----- Record set

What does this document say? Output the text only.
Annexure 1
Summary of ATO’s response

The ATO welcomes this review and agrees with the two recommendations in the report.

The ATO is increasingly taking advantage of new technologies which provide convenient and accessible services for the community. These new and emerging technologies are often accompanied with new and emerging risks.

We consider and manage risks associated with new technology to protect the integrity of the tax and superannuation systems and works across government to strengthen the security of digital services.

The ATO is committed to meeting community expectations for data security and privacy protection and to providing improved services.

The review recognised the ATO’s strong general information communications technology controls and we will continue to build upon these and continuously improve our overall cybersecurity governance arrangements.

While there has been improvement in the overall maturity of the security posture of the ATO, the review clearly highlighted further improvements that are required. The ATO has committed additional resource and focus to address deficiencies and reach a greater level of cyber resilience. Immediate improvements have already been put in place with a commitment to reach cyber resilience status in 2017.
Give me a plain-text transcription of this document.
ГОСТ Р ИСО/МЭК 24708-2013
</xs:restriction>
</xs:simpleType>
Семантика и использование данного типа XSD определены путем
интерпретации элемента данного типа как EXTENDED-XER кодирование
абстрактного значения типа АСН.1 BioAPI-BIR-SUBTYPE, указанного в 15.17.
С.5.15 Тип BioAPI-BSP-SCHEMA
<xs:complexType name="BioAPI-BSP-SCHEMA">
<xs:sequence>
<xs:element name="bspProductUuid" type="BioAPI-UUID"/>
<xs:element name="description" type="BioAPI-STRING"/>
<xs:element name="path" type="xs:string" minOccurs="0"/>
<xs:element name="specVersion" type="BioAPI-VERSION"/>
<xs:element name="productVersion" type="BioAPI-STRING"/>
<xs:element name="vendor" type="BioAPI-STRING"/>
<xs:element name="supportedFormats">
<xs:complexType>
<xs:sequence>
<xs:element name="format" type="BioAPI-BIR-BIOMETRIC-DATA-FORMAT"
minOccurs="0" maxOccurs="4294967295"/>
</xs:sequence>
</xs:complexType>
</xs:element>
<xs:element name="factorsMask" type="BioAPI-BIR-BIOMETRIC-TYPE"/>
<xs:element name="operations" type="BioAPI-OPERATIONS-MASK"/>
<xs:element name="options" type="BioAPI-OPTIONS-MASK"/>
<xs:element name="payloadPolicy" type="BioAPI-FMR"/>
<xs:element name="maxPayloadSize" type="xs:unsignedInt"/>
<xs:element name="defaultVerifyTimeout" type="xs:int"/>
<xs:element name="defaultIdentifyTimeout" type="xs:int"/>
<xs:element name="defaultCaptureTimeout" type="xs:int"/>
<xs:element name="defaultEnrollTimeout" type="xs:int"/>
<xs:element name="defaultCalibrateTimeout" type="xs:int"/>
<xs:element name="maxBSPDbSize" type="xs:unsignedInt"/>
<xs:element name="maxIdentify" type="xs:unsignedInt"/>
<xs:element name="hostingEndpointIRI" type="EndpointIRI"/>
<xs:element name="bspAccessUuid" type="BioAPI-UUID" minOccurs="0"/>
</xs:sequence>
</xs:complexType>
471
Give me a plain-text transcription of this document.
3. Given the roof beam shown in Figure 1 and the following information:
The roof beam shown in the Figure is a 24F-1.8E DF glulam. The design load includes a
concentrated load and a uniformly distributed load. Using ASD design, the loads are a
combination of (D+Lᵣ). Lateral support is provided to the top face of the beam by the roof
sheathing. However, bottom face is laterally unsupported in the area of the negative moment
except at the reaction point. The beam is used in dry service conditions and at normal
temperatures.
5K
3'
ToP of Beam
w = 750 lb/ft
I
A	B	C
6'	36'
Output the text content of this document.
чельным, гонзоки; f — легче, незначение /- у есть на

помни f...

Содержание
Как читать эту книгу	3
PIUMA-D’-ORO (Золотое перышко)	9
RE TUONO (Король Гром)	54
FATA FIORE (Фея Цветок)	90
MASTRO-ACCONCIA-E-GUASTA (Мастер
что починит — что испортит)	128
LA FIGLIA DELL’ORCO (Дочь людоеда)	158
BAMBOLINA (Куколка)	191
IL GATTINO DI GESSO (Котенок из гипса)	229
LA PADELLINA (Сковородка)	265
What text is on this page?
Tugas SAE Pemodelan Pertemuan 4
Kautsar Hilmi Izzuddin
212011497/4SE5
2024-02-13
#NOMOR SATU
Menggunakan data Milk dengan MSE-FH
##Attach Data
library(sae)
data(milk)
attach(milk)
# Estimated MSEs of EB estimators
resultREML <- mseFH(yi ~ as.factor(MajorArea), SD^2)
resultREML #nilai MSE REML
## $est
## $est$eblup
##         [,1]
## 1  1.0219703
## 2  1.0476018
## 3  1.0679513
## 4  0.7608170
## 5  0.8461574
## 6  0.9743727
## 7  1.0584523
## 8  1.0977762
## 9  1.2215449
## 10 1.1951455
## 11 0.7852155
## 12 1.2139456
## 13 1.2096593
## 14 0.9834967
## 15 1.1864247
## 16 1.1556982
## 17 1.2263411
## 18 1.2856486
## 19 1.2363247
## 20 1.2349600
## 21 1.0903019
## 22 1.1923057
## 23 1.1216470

----------

Generate an exact reproduction of all entries.

Complete output:
What does this document say? Output the text only.
Annexure 1
Summary of ATO’s response

The ATO welcomes this review and agrees with the two recommendations in the report.

The ATO is increasingly taking advantage of new technologies which provide convenient and accessible services for the community. These new and emerging technologies are often accompanied with new and emerging risks.

We consider and manage risks associated with new technology to protect the integrity of the tax and superannuation systems and works across government to strengthen the security of digital services.

The ATO is committed to meeting community expectations for data security and privacy protection and to providing improved services.

The review recognised the ATO’s strong general information communications technology controls and we will continue to build upon these and continuously improve our overall cybersecurity governance arrangements.

While there has been improvement in the overall maturity of the security posture of the ATO, the review clearly highlighted further improvements that are required. The ATO has committed additional resource and focus to address deficiencies and reach a greater level of cyber resilience. Immediate improvements have already been put in place with a commitment to reach cyber resilience status in 2017.
Give me a plain-text transcription of this document.
ГОСТ Р ИСО/МЭК 24708-2013
</xs:restriction>
</xs:simpleType>
Семантика и использование данного типа XSD определены путем
интерпретации элемента данного типа как EXTENDED-XER кодирование
абстрактного значения типа АСН.1 BioAPI-BIR-SUBTYPE, указанного в 15.17.
С.5.15 Тип BioAPI-BSP-SCHEMA
<xs:complexType name="BioAPI-BSP-SCHEMA">
<xs:sequence>
<xs:element name="bspProductUuid" type="BioAPI-UUID"/>
<xs:element name="description" type="BioAPI-STRING"/>
<xs:element name="path" type="xs:string" minOccurs="0"/>
<xs:element name="specVersion" type="BioAPI-VERSION"/>
<xs:element name="productVersion" type="BioAPI-STRING"/>
<xs:element name="vendor" type="BioAPI-STRING"/>
<xs:element name="supportedFormats">
<xs:complexType>
<xs:sequence>
<xs:element name="format" type="BioAPI-BIR-BIOMETRIC-DATA-FORMAT"
minOccurs="0" maxOccurs="4294967295"/>
</xs:sequence>
</xs:complexType>
</xs:element>
<xs:element name="factorsMask" type="BioAPI-BIR-BIOMETRIC-TYPE"/>
<xs:element name="operations" type="BioAPI-OPERATIONS-MASK"/>
<xs:element name="options" type="BioAPI-OPTIONS-MASK"/>
<xs:element name="payloadPolicy" type="BioAPI-FMR"/>
<xs:element name="maxPayloadSize" type="xs:unsignedInt"/>
<xs:element name="defaultVerifyTimeout" type="xs:int"/>
<xs:element name="defaultIdentifyTimeout" type="xs:int"/>
<xs:element name="defaultCaptureTimeout" type="xs:int"/>
<xs:element name="defaultEnrollTimeout" type="xs:int"/>
<xs:element name="defaultCalibrateTimeout" type="xs:int"/>
<xs:element name="maxBSPDbSize" type="xs:unsignedInt"/>
<xs:element name="maxIdentify" type="xs:unsignedInt"/>
<xs:element name="hostingEndpointIRI" type="EndpointIRI"/>
<xs:element name="bspAccessUuid" type="BioAPI-UUID" minOccurs="0"/>
</xs:sequence>
</xs:complexType>
471
Give me a plain-text transcription of this document.
3. Given the roof beam shown in Figure 1 and the following information:
The roof beam shown in the Figure is a 24F-1.8E DF glulam. The design load includes a
concentrated load and a uniformly distributed load. Using ASD design, the loads are a
combination of (D+Lᵣ). Lateral support is provided to the top face of the beam by the roof
sheathing. However, bottom face is laterally unsupported in the area of the negative moment
except at the reaction point. The beam is used in dry service conditions and at normal
temperatures.
5K
3'
ToP of Beam
w = 750 lb/ft
I
A	B	C
6'	36'
Output the text content of this document.
чельным, гонзоки; f — легче, незначение /- у есть на

помни f...

Содержание
Как читать эту книгу	3
PIUMA-D’-ORO (Золотое перышко)	9
RE TUONO (Король Гром)	54
FATA FIORE (Фея Цветок)	90
MASTRO-ACCONCIA-E-GUASTA (Мастер
что починит — что испортит)	128
LA FIGLIA DELL’ORCO (Дочь людоеда)	158
BAMBOLINA (Куколка)	191
IL GATTINO DI GESSO (Котенок из гипса)	229
LA PADELLINA (Сковородка)	265
What text is on this page?
Tugas SAE Pemodelan Pertemuan 4
Kautsar Hilmi Izzuddin
212011497/4SE5
2024-02-13
#NOMOR SATU
Menggunakan data Milk dengan MSE-FH
##Attach Data
library(sae)
data(milk)
attach(milk)
# Estimated MSEs of EB estimators
resultREML <- mseFH(yi ~ as.factor(MajorArea), SD^2)
resultREML #nilai MSE REML
## $est
## $est$eblup
##         [,1]
## 1  1.0219703
## 2  1.0476018
## 3  1.0679513
## 4  0.7608170
## 5  0.8461574
## 6  0.9743727
## 7  1.0584523
## 8  1.0977762
## 9  1.2215449
## 10 1.1951455
## 11 0.7852155
## 12 1.2139456
## 13 1.2096593
## 14 0.9834967
## 15 1.1864247
## 16 1.1556982
## 17 1.2263411
## 18 1.2856486
## 19 1.2363247
## 20 1.2349600
## 21 1.0903019
## 22 1.1923057
## 23 1.1216470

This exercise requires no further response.